Dataset records:
___
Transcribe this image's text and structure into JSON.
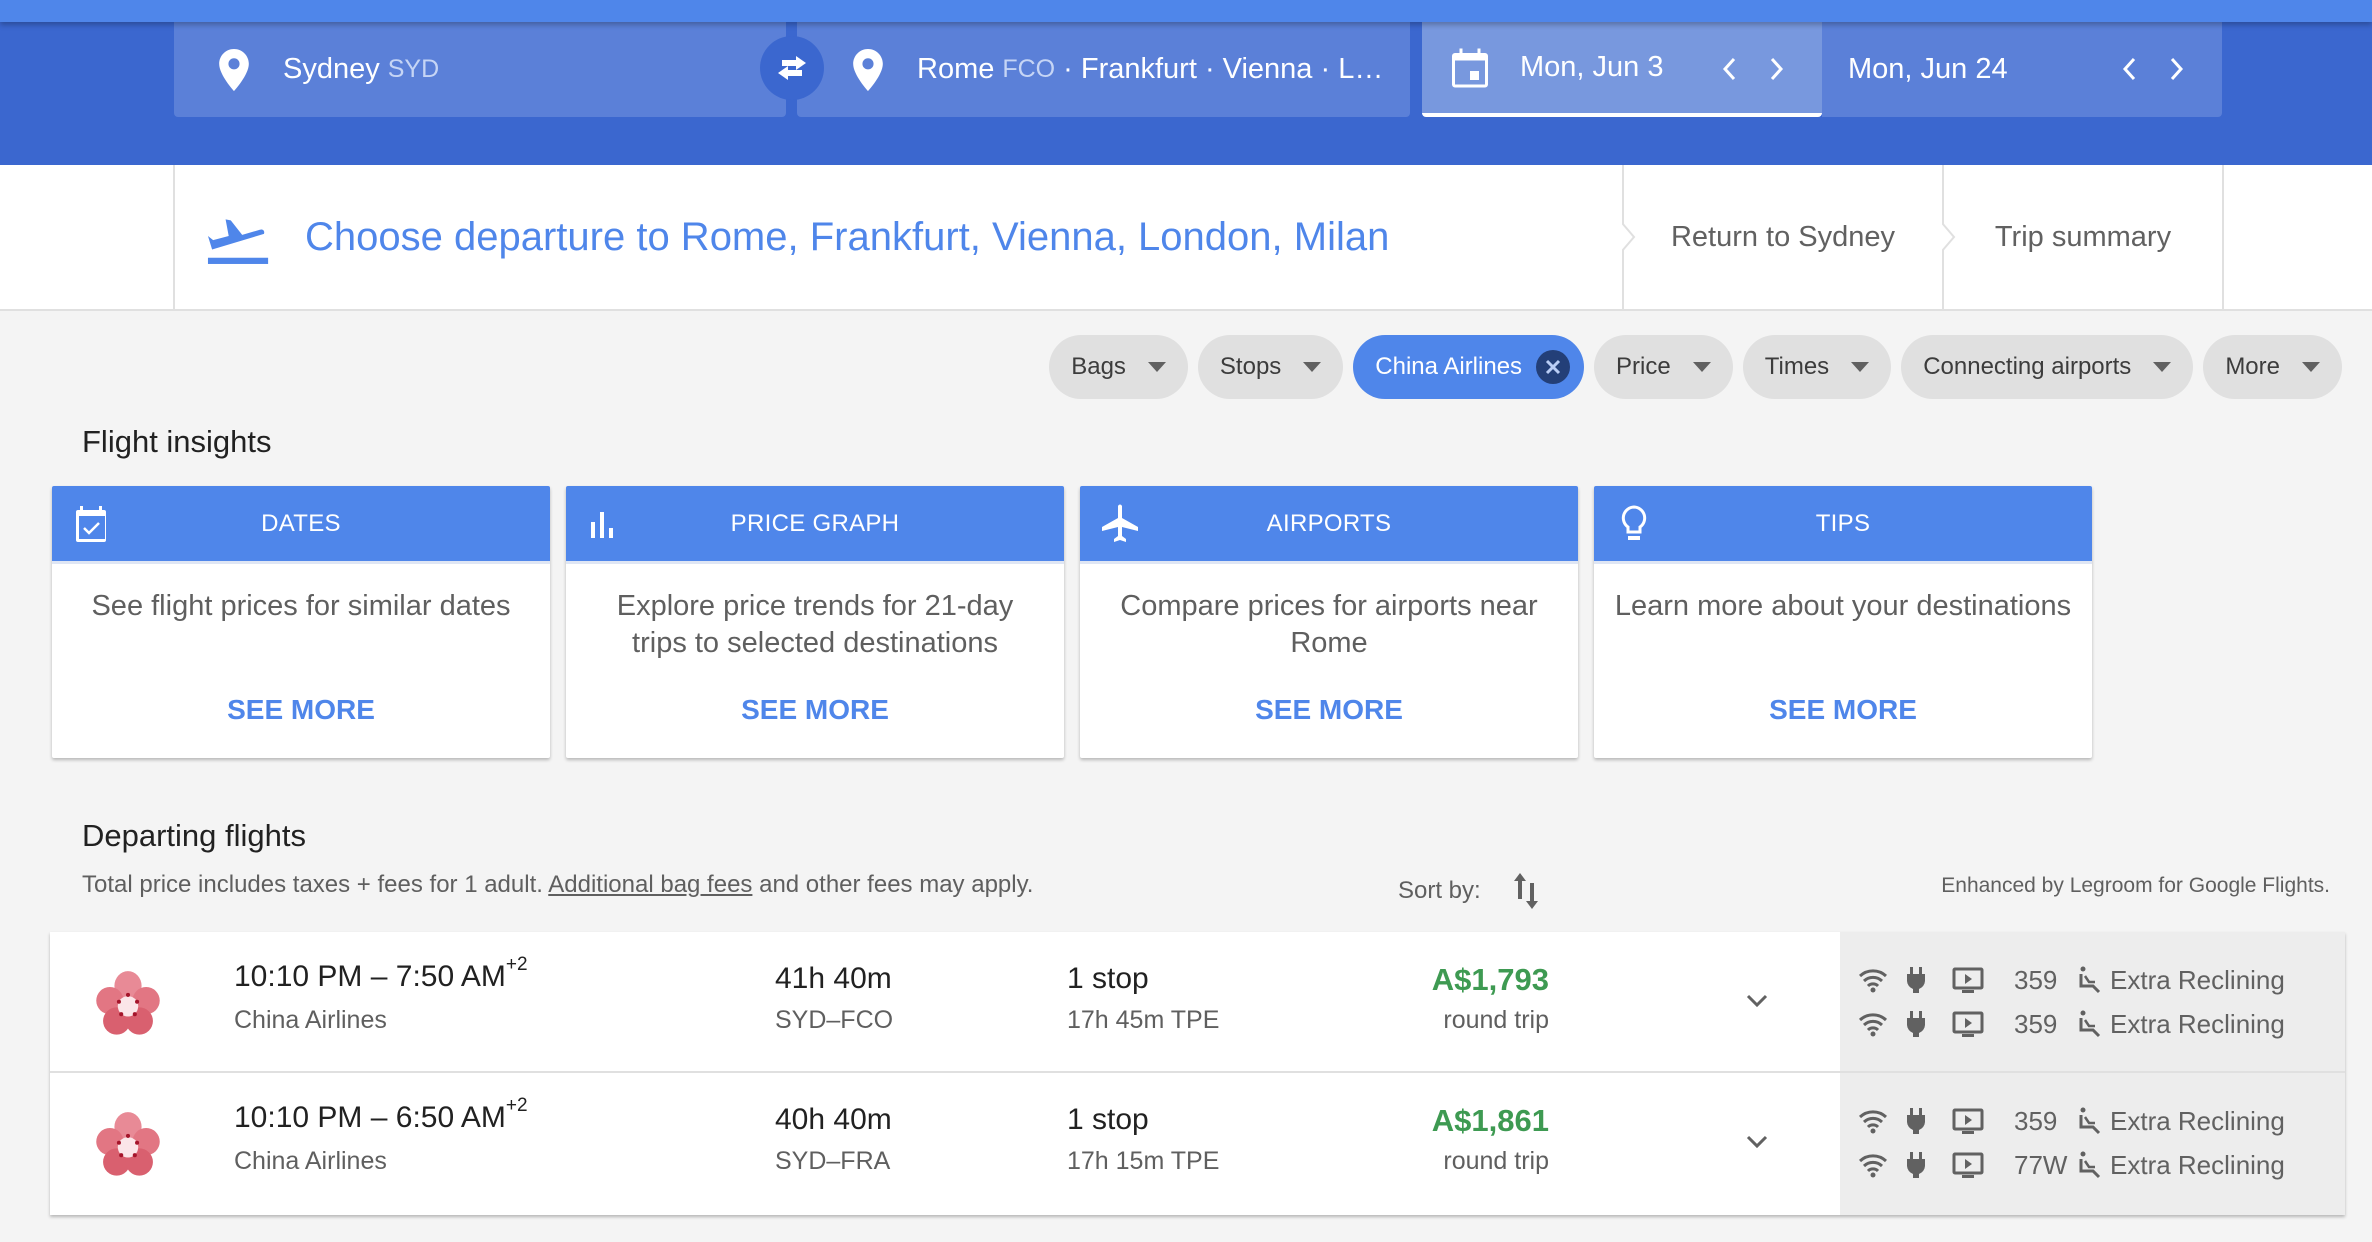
{
  "search": {
    "origin": {
      "city": "Sydney",
      "code": "SYD",
      "icon": "location-pin-icon"
    },
    "swap_icon": "swap-arrows-icon",
    "destination": {
      "city": "Rome",
      "code": "FCO",
      "rest": "· Frankfurt · Vienna · L…",
      "icon": "location-pin-icon"
    },
    "depart_date": {
      "label": "Mon, Jun 3",
      "icon": "calendar-icon",
      "prev_icon": "chevron-left-icon",
      "next_icon": "chevron-right-icon"
    },
    "return_date": {
      "label": "Mon, Jun 24",
      "prev_icon": "chevron-left-icon",
      "next_icon": "chevron-right-icon"
    }
  },
  "steps": {
    "current": {
      "label": "Choose departure to Rome, Frankfurt, Vienna, London, Milan",
      "icon": "flight-takeoff-icon"
    },
    "return": "Return to Sydney",
    "summary": "Trip summary"
  },
  "filters": [
    {
      "label": "Bags",
      "active": false
    },
    {
      "label": "Stops",
      "active": false
    },
    {
      "label": "China Airlines",
      "active": true
    },
    {
      "label": "Price",
      "active": false
    },
    {
      "label": "Times",
      "active": false
    },
    {
      "label": "Connecting airports",
      "active": false
    },
    {
      "label": "More",
      "active": false
    }
  ],
  "insights": {
    "title": "Flight insights",
    "cards": [
      {
        "title": "DATES",
        "icon": "calendar-check-icon",
        "text": "See flight prices for similar dates",
        "link": "SEE MORE"
      },
      {
        "title": "PRICE GRAPH",
        "icon": "bar-chart-icon",
        "text": "Explore price trends for 21-day trips to selected destinations",
        "link": "SEE MORE"
      },
      {
        "title": "AIRPORTS",
        "icon": "airplane-icon",
        "text": "Compare prices for airports near Rome",
        "link": "SEE MORE"
      },
      {
        "title": "TIPS",
        "icon": "lightbulb-icon",
        "text": "Learn more about your destinations",
        "link": "SEE MORE"
      }
    ]
  },
  "departing": {
    "title": "Departing flights",
    "subtitle_pre": "Total price includes taxes + fees for 1 adult.",
    "subtitle_link": "Additional bag fees",
    "subtitle_post": "and other fees may apply.",
    "sort_label": "Sort by:",
    "legroom_note": "Enhanced by Legroom for Google Flights.",
    "flights": [
      {
        "times": "10:10 PM – 7:50 AM",
        "day_offset": "+2",
        "airline": "China Airlines",
        "duration": "41h 40m",
        "route": "SYD–FCO",
        "stops": "1 stop",
        "layover": "17h 45m TPE",
        "price": "A$1,793",
        "price_type": "round trip",
        "amenities": [
          {
            "aircraft": "359",
            "seat": "Extra Reclining"
          },
          {
            "aircraft": "359",
            "seat": "Extra Reclining"
          }
        ]
      },
      {
        "times": "10:10 PM – 6:50 AM",
        "day_offset": "+2",
        "airline": "China Airlines",
        "duration": "40h 40m",
        "route": "SYD–FRA",
        "stops": "1 stop",
        "layover": "17h 15m TPE",
        "price": "A$1,861",
        "price_type": "round trip",
        "amenities": [
          {
            "aircraft": "359",
            "seat": "Extra Reclining"
          },
          {
            "aircraft": "77W",
            "seat": "Extra Reclining"
          }
        ]
      }
    ]
  },
  "colors": {
    "brand_blue": "#4f86ea",
    "header_blue": "#3b67cf",
    "price_green": "#3e9a52"
  }
}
___
Reproduce every line of the material precisely, omitting its pictures.

• [Reply to the task]:
Transcribe this image's text and structure into JSON.
{
  "search": {
    "origin": {
      "city": "Sydney",
      "code": "SYD",
      "icon": "location-pin-icon"
    },
    "swap_icon": "swap-arrows-icon",
    "destination": {
      "city": "Rome",
      "code": "FCO",
      "rest": "· Frankfurt · Vienna · L…",
      "icon": "location-pin-icon"
    },
    "depart_date": {
      "label": "Mon, Jun 3",
      "icon": "calendar-icon",
      "prev_icon": "chevron-left-icon",
      "next_icon": "chevron-right-icon"
    },
    "return_date": {
      "label": "Mon, Jun 24",
      "prev_icon": "chevron-left-icon",
      "next_icon": "chevron-right-icon"
    }
  },
  "steps": {
    "current": {
      "label": "Choose departure to Rome, Frankfurt, Vienna, London, Milan",
      "icon": "flight-takeoff-icon"
    },
    "return": "Return to Sydney",
    "summary": "Trip summary"
  },
  "filters": [
    {
      "label": "Bags",
      "active": false
    },
    {
      "label": "Stops",
      "active": false
    },
    {
      "label": "China Airlines",
      "active": true
    },
    {
      "label": "Price",
      "active": false
    },
    {
      "label": "Times",
      "active": false
    },
    {
      "label": "Connecting airports",
      "active": false
    },
    {
      "label": "More",
      "active": false
    }
  ],
  "insights": {
    "title": "Flight insights",
    "cards": [
      {
        "title": "DATES",
        "icon": "calendar-check-icon",
        "text": "See flight prices for similar dates",
        "link": "SEE MORE"
      },
      {
        "title": "PRICE GRAPH",
        "icon": "bar-chart-icon",
        "text": "Explore price trends for 21-day trips to selected destinations",
        "link": "SEE MORE"
      },
      {
        "title": "AIRPORTS",
        "icon": "airplane-icon",
        "text": "Compare prices for airports near Rome",
        "link": "SEE MORE"
      },
      {
        "title": "TIPS",
        "icon": "lightbulb-icon",
        "text": "Learn more about your destinations",
        "link": "SEE MORE"
      }
    ]
  },
  "departing": {
    "title": "Departing flights",
    "subtitle_pre": "Total price includes taxes + fees for 1 adult.",
    "subtitle_link": "Additional bag fees",
    "subtitle_post": "and other fees may apply.",
    "sort_label": "Sort by:",
    "legroom_note": "Enhanced by Legroom for Google Flights.",
    "flights": [
      {
        "times": "10:10 PM – 7:50 AM",
        "day_offset": "+2",
        "airline": "China Airlines",
        "duration": "41h 40m",
        "route": "SYD–FCO",
        "stops": "1 stop",
        "layover": "17h 45m TPE",
        "price": "A$1,793",
        "price_type": "round trip",
        "amenities": [
          {
            "aircraft": "359",
            "seat": "Extra Reclining"
          },
          {
            "aircraft": "359",
            "seat": "Extra Reclining"
          }
        ]
      },
      {
        "times": "10:10 PM – 6:50 AM",
        "day_offset": "+2",
        "airline": "China Airlines",
        "duration": "40h 40m",
        "route": "SYD–FRA",
        "stops": "1 stop",
        "layover": "17h 15m TPE",
        "price": "A$1,861",
        "price_type": "round trip",
        "amenities": [
          {
            "aircraft": "359",
            "seat": "Extra Reclining"
          },
          {
            "aircraft": "77W",
            "seat": "Extra Reclining"
          }
        ]
      }
    ]
  },
  "colors": {
    "brand_blue": "#4f86ea",
    "header_blue": "#3b67cf",
    "price_green": "#3e9a52"
  }
}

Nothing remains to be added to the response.